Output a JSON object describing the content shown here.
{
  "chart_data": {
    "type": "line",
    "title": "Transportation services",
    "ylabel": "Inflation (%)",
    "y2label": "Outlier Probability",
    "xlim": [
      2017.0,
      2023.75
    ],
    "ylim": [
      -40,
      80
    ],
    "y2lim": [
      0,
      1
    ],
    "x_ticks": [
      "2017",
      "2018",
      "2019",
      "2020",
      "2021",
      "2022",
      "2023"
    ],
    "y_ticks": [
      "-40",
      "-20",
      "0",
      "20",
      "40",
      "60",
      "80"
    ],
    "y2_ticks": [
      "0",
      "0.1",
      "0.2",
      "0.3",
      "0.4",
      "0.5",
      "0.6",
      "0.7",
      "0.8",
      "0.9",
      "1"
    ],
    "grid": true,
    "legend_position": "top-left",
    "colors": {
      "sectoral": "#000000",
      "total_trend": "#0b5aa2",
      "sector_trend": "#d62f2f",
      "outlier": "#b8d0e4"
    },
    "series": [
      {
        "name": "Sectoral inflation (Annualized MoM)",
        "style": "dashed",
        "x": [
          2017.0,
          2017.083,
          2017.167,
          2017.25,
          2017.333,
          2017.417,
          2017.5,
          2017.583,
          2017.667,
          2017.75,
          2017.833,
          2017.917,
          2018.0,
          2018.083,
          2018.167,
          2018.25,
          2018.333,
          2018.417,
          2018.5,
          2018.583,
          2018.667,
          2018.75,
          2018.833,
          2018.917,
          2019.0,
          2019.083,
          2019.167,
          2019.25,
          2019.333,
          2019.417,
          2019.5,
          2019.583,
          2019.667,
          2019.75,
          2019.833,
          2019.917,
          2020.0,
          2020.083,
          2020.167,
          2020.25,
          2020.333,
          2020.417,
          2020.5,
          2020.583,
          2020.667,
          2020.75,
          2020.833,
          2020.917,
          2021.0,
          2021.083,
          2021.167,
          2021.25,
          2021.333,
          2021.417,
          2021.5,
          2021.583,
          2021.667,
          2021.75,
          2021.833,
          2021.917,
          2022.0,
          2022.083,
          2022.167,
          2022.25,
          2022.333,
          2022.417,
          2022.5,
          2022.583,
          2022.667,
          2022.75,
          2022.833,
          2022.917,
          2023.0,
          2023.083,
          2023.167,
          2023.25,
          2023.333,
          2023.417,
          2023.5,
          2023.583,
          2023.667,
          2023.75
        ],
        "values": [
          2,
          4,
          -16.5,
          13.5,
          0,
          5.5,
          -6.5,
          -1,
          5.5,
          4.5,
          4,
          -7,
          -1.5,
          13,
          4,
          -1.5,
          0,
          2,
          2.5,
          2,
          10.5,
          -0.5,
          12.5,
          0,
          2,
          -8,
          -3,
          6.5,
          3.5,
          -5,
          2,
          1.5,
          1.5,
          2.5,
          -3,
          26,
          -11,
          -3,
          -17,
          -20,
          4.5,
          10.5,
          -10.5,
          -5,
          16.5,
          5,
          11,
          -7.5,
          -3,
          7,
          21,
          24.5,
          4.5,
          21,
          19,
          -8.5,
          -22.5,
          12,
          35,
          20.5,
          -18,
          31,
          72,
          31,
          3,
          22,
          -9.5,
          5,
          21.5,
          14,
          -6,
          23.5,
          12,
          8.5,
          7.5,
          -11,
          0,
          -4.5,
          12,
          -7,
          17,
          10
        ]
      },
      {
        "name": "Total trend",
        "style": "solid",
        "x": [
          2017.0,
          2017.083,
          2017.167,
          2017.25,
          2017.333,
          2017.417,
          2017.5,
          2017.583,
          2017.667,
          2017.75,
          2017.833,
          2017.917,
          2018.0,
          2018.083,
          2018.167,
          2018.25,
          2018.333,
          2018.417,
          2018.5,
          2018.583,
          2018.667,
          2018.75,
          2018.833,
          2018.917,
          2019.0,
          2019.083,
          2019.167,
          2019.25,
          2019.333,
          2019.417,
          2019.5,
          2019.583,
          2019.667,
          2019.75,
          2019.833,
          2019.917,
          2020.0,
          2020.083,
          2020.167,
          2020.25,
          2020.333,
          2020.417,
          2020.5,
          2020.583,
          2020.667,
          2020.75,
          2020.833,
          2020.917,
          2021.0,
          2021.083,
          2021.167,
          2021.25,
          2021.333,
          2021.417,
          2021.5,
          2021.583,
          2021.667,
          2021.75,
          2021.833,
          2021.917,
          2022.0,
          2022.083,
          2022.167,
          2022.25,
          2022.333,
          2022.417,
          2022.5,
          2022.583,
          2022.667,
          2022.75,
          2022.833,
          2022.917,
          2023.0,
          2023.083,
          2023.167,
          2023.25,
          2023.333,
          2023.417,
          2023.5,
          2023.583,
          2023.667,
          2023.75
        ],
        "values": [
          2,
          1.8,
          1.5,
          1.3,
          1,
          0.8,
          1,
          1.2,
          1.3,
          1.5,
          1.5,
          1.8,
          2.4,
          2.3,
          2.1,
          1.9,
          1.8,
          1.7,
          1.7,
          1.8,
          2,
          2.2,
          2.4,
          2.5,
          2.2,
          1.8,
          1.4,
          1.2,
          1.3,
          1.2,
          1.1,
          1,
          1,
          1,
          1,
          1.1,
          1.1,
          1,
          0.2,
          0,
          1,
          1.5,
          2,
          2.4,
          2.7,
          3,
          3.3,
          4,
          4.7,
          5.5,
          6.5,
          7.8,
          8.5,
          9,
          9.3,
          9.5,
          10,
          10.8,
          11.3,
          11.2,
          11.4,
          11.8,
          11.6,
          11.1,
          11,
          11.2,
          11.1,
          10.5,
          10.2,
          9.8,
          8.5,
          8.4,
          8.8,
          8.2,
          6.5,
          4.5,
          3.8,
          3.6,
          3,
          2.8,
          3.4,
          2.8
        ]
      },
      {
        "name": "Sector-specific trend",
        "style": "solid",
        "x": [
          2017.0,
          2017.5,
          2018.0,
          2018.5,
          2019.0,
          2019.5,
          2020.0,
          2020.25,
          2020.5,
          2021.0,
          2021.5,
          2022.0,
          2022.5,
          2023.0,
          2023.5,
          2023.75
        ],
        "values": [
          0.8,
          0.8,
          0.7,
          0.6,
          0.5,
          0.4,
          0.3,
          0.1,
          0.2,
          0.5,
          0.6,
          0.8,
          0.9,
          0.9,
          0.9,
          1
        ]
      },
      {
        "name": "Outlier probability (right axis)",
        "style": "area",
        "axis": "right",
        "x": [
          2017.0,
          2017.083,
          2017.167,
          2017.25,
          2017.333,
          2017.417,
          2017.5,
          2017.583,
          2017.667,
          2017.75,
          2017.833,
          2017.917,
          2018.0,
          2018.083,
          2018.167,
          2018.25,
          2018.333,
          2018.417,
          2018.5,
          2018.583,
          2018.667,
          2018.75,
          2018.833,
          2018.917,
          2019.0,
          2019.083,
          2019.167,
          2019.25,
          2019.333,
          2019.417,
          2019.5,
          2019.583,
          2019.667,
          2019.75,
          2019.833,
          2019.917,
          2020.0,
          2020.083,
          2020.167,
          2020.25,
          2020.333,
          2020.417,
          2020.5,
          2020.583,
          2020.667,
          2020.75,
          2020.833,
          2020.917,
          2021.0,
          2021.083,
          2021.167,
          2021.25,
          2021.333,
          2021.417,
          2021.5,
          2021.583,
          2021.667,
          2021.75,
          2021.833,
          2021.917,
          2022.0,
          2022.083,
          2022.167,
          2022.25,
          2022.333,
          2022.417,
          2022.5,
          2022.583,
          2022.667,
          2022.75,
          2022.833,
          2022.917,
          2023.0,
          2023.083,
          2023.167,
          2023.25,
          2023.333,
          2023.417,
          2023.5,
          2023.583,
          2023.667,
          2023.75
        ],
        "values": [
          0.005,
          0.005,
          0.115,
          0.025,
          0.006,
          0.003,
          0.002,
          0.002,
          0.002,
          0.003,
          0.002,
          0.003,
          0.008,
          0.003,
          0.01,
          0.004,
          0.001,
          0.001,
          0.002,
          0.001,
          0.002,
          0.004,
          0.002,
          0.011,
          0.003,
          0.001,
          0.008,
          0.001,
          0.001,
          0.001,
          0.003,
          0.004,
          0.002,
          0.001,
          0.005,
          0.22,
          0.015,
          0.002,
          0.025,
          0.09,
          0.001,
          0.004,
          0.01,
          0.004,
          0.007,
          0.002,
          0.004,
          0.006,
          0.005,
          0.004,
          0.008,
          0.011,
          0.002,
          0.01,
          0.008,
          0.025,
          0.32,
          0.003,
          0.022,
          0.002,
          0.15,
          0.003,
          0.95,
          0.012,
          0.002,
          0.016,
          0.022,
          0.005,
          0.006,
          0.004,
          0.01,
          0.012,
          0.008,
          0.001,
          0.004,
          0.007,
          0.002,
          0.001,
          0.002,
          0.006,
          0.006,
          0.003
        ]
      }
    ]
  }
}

WORK TO COMPLETE>
From the entries, report each line that includes the word "right".

RESULT OF THE TASK>
        "name": "Outlier probability (right axis)",
        "axis": "right",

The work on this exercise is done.